--- Begin Records for processing ---
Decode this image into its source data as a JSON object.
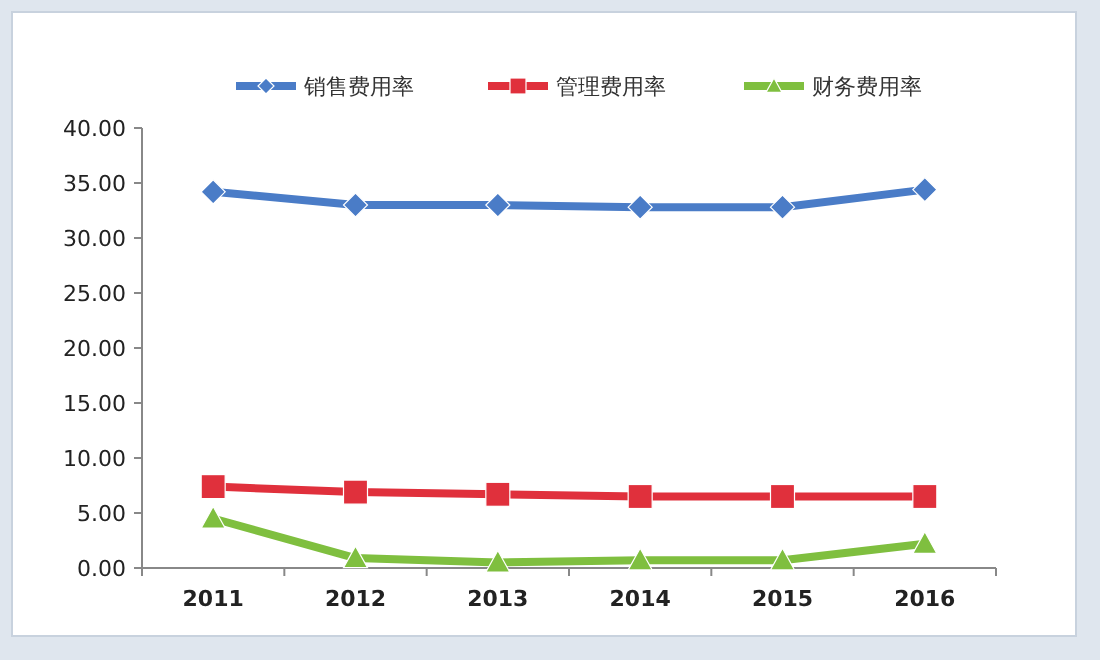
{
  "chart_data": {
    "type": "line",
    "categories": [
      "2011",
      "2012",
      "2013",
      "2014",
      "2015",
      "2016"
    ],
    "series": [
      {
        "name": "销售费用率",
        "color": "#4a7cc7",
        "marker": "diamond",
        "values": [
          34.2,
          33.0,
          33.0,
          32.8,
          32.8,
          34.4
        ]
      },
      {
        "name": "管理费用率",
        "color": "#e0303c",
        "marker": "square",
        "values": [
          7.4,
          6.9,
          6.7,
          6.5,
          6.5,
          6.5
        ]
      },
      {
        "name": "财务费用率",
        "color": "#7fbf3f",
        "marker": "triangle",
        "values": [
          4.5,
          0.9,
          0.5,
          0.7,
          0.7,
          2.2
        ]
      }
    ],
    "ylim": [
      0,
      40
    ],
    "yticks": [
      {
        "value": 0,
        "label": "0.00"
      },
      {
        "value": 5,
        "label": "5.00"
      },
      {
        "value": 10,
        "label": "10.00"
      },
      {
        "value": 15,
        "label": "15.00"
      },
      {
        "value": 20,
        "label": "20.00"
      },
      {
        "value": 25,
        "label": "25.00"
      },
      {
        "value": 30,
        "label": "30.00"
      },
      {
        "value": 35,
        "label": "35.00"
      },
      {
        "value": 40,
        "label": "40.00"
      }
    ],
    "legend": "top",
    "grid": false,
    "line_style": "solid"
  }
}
--- End Records for processing ---
--- Begin Records for processing ---
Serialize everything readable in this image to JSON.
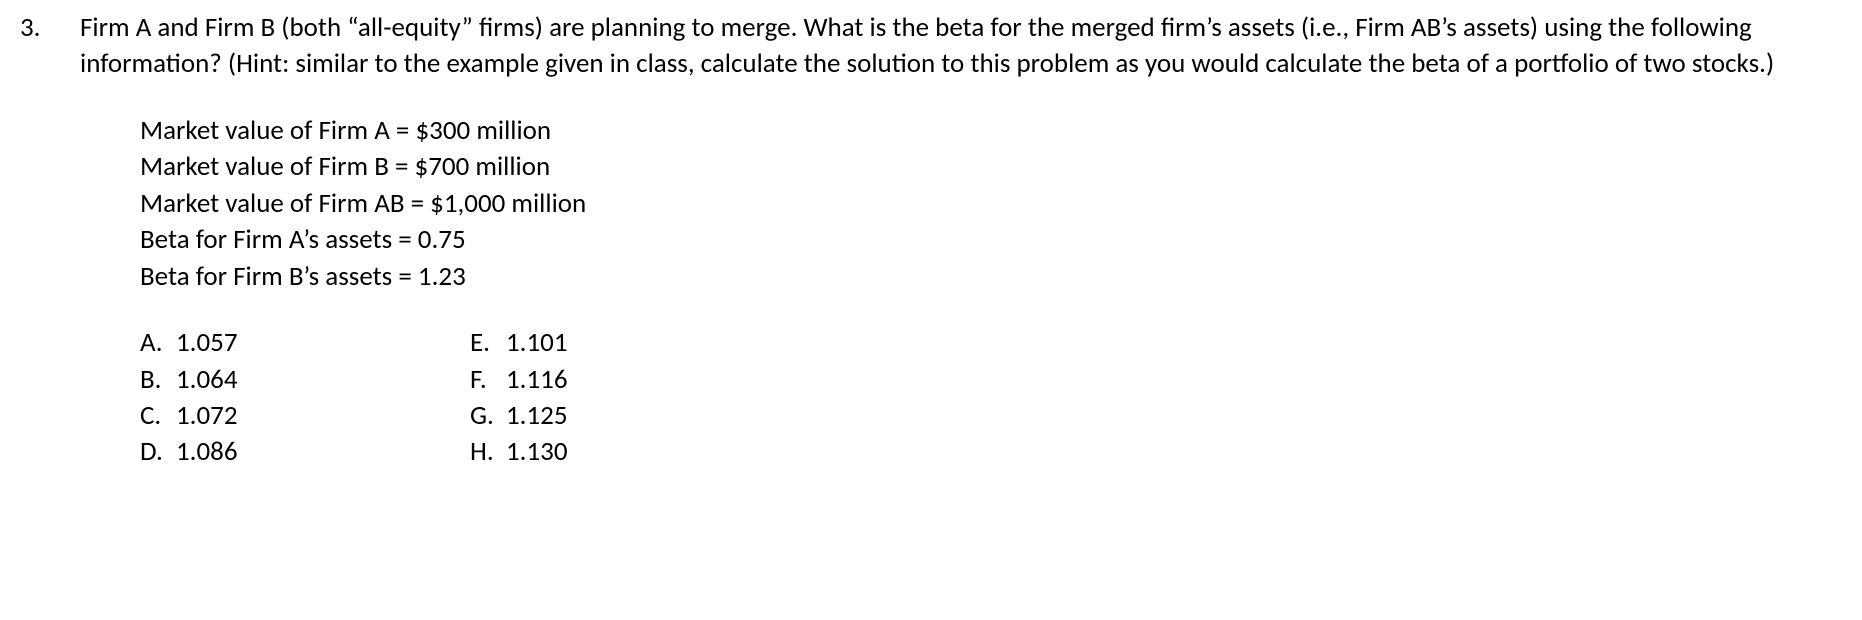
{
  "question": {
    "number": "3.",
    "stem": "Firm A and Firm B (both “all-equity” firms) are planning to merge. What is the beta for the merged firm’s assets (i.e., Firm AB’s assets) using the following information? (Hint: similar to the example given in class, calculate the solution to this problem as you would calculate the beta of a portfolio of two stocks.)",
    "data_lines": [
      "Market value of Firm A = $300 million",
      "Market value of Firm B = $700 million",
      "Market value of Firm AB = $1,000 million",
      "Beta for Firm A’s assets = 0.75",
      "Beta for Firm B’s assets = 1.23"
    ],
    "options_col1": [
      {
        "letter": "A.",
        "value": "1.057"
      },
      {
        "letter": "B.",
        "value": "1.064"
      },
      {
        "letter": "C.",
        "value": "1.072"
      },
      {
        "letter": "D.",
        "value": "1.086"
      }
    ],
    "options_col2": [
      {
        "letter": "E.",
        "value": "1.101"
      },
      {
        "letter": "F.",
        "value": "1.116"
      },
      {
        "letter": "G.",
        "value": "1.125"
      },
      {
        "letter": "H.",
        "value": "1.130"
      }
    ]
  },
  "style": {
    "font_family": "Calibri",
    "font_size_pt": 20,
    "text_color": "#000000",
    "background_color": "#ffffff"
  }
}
--- End Records for processing ---
Looking at the material above, count the lines containing the string "marker" and reply with the count alone.

• Output
3